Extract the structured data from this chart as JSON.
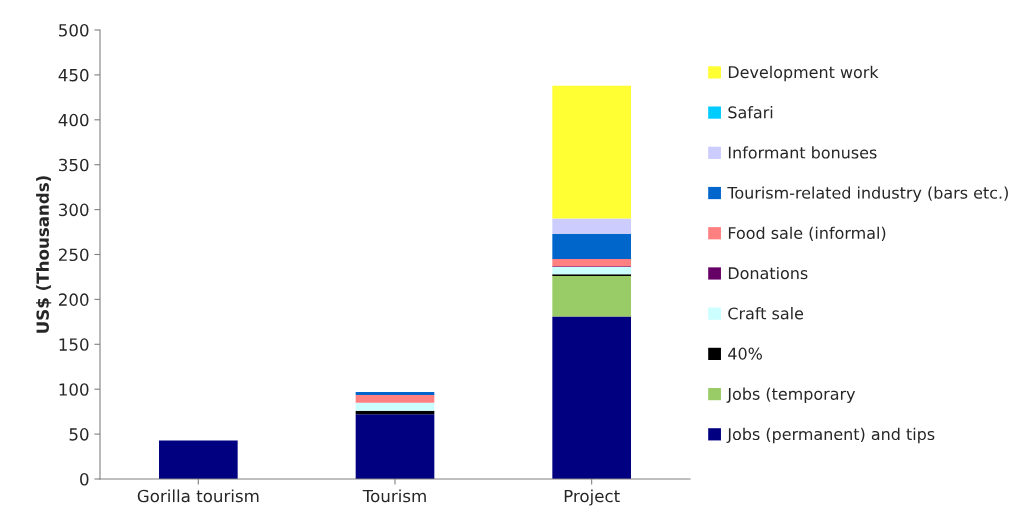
{
  "chart_data": {
    "type": "bar",
    "stacked": true,
    "ylabel": "US$ (Thousands)",
    "categories": [
      "Gorilla tourism",
      "Tourism",
      "Project"
    ],
    "series": [
      {
        "name": "Jobs (permanent) and tips",
        "color": "#000080",
        "values": [
          43,
          72,
          181
        ]
      },
      {
        "name": "Jobs (temporary",
        "color": "#99cc66",
        "values": [
          0,
          0,
          45
        ]
      },
      {
        "name": "40%",
        "color": "#000000",
        "values": [
          0,
          4,
          2
        ]
      },
      {
        "name": "Craft sale",
        "color": "#ccffff",
        "values": [
          0,
          9,
          8
        ]
      },
      {
        "name": "Donations",
        "color": "#660066",
        "values": [
          0,
          0,
          1
        ]
      },
      {
        "name": "Food sale (informal)",
        "color": "#ff8080",
        "values": [
          0,
          8.5,
          8
        ]
      },
      {
        "name": "Tourism-related industry (bars etc.)",
        "color": "#0066cc",
        "values": [
          0,
          3.5,
          28
        ]
      },
      {
        "name": "Informant bonuses",
        "color": "#ccccff",
        "values": [
          0,
          0,
          17
        ]
      },
      {
        "name": "Safari",
        "color": "#00ccff",
        "values": [
          0,
          0,
          0
        ]
      },
      {
        "name": "Development work",
        "color": "#ffff33",
        "values": [
          0,
          0,
          148
        ]
      }
    ],
    "ylim": [
      0,
      500
    ],
    "yticks": [
      0,
      50,
      100,
      150,
      200,
      250,
      300,
      350,
      400,
      450,
      500
    ],
    "grid": false,
    "legend": "right"
  }
}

........

What you need to do:
Copy the whole of the material above exactly, but not its images.

Output below:
Extract the structured data from this chart as JSON.
{
  "chart_data": {
    "type": "bar",
    "stacked": true,
    "ylabel": "US$ (Thousands)",
    "categories": [
      "Gorilla tourism",
      "Tourism",
      "Project"
    ],
    "series": [
      {
        "name": "Jobs (permanent) and tips",
        "color": "#000080",
        "values": [
          43,
          72,
          181
        ]
      },
      {
        "name": "Jobs (temporary",
        "color": "#99cc66",
        "values": [
          0,
          0,
          45
        ]
      },
      {
        "name": "40%",
        "color": "#000000",
        "values": [
          0,
          4,
          2
        ]
      },
      {
        "name": "Craft sale",
        "color": "#ccffff",
        "values": [
          0,
          9,
          8
        ]
      },
      {
        "name": "Donations",
        "color": "#660066",
        "values": [
          0,
          0,
          1
        ]
      },
      {
        "name": "Food sale (informal)",
        "color": "#ff8080",
        "values": [
          0,
          8.5,
          8
        ]
      },
      {
        "name": "Tourism-related industry (bars etc.)",
        "color": "#0066cc",
        "values": [
          0,
          3.5,
          28
        ]
      },
      {
        "name": "Informant bonuses",
        "color": "#ccccff",
        "values": [
          0,
          0,
          17
        ]
      },
      {
        "name": "Safari",
        "color": "#00ccff",
        "values": [
          0,
          0,
          0
        ]
      },
      {
        "name": "Development work",
        "color": "#ffff33",
        "values": [
          0,
          0,
          148
        ]
      }
    ],
    "ylim": [
      0,
      500
    ],
    "yticks": [
      0,
      50,
      100,
      150,
      200,
      250,
      300,
      350,
      400,
      450,
      500
    ],
    "grid": false,
    "legend": "right"
  }
}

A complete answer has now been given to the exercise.